##### Selected text

I don't know why you'd even consider it, at 15, with a 2 month relationshipConfused - utter madness

Blossomdeary · 22/11/2016 22:34

Definitely not - it is illegal for a start; and as others have said she needs you to be the opportunity for a let out for something that she may in fact feel apprehensive about.

I have had several teenage girls in my time and the rules were clear. I remember one shouting at me "I do not interfere with your sex life, so don't interfere with mine!" - she was feeling pretty cross as I broke up a potential amorous situation - but, and this is what matters, when she became a true adult she said that she knew I had been right.

Good luck to the OP - lots more fun to come!

FeckinCrutches · 23/11/2016 08:04

I don't think having a boyfriend stay over is illegal Confused

Costacoffeeplease · 23/11/2016 08:36

I don't think anyone has said it is, they're assuming they would have sex, and she is underage

amorita · 23/11/2016 08:37

They will end up having sex, so you may aswell let it happen under your own roof

DameDiazepamTheDramaQueen · 23/11/2016 08:40

That's such a cop out, there's no need to make it easy for them and they've only been going out for 5 mins.

Costacoffeeplease · 23/11/2016 08:56

Let it happen? For a 15 year old who has known her boyfriend a matter of weeks? Really?

DameDiazepamTheDramaQueen · 23/11/2016 09:00

15 is when she should be concentrating on mocks not investing her energies in an under age sexual relationship encouraged by her parents.

##########
##### Given records

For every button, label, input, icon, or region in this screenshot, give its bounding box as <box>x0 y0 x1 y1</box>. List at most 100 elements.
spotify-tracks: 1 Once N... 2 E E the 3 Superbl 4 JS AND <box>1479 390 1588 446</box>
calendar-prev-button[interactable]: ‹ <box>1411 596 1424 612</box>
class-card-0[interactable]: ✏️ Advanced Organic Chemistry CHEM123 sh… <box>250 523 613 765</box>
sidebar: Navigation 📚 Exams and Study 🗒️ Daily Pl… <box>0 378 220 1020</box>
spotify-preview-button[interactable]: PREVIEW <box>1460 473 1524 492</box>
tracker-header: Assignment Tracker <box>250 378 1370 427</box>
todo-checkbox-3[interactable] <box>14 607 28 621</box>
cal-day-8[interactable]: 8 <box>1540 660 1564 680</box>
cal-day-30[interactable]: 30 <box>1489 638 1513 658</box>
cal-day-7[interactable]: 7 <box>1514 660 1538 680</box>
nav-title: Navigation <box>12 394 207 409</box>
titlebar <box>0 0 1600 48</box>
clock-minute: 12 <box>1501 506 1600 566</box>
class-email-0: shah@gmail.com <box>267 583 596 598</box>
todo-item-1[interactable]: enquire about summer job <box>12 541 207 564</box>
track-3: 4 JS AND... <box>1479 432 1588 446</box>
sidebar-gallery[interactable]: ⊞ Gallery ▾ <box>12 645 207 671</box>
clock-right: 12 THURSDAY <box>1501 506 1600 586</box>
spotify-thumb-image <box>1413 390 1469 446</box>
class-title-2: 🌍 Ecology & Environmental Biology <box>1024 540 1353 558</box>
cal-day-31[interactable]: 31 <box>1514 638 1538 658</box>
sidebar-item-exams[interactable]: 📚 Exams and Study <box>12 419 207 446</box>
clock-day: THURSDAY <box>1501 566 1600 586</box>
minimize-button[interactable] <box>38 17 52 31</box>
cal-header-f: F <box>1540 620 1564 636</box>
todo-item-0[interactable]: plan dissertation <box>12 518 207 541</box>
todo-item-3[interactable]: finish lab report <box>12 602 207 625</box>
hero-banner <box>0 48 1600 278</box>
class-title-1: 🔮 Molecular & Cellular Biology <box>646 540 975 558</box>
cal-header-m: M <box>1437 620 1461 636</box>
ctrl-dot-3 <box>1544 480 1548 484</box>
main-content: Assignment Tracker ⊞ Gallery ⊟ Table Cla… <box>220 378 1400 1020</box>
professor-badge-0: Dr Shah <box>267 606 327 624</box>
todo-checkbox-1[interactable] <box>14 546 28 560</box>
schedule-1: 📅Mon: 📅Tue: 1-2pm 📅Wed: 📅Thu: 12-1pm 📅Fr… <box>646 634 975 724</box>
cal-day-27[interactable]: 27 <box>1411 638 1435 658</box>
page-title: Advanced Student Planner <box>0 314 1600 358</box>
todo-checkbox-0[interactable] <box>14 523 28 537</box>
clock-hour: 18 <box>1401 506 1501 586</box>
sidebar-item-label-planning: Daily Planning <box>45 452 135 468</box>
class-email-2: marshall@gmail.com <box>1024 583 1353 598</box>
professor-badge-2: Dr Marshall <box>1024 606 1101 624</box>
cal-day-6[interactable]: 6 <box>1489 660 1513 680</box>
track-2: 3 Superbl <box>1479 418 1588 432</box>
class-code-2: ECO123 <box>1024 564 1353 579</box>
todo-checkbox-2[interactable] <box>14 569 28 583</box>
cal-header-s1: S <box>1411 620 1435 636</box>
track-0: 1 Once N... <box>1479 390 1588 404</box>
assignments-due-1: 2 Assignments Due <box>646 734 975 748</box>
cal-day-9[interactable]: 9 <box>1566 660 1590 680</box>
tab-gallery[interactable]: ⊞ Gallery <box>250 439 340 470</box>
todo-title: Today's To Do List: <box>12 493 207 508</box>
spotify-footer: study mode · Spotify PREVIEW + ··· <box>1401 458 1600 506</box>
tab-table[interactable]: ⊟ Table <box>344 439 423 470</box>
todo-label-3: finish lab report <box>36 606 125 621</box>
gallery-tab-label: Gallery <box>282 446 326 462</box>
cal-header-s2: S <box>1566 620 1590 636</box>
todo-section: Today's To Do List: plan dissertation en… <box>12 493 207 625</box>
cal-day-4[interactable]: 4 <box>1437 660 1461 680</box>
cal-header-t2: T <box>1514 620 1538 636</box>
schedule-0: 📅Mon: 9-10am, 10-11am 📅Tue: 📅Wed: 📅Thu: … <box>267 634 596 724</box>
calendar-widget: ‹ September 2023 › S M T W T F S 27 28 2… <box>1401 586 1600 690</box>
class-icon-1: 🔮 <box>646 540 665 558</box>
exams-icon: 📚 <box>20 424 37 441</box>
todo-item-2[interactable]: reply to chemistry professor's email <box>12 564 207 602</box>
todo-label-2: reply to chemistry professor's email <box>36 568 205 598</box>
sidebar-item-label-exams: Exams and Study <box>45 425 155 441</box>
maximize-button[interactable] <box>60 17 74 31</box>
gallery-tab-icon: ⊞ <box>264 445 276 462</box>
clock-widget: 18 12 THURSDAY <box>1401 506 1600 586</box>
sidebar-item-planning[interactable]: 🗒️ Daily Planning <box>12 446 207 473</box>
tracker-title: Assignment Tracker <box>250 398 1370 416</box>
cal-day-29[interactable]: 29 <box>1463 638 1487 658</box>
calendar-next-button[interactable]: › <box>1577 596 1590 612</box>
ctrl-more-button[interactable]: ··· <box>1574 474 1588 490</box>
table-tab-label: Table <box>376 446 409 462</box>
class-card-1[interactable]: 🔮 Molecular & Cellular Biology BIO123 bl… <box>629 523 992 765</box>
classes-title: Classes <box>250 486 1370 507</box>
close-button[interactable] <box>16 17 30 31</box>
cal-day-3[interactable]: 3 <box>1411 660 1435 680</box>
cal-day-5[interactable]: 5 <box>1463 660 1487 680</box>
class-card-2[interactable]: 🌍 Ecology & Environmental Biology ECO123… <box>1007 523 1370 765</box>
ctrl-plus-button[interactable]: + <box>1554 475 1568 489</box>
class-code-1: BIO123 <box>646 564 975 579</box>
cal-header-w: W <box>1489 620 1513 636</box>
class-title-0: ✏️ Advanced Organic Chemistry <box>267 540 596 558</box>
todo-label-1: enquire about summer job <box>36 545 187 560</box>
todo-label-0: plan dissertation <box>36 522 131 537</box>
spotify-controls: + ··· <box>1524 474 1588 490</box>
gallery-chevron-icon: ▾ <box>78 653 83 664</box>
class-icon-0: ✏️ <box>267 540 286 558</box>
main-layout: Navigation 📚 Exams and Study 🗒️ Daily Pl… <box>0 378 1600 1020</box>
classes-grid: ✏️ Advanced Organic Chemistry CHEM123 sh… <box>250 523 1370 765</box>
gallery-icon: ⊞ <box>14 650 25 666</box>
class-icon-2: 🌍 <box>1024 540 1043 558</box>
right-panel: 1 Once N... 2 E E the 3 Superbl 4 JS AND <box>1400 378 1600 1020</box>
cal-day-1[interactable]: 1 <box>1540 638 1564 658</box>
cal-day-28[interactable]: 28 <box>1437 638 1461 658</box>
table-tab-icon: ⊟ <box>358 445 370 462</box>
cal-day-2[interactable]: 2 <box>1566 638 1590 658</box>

##########

• **What you are asked to do**
Can you shorten the paragraph in the forum thread that begins "I have had several teenage girls" into a short bulleted list that keeps its main facts?

• **Finished task**
- The writer has had several teenage girls, and the rules were clear.
- One girl, cross because the writer broke up a potential amorous situation, shouted: "I do not interfere with your sex life, so don't interfere with mine!"
- When she became a true adult, she said she knew the writer had been right.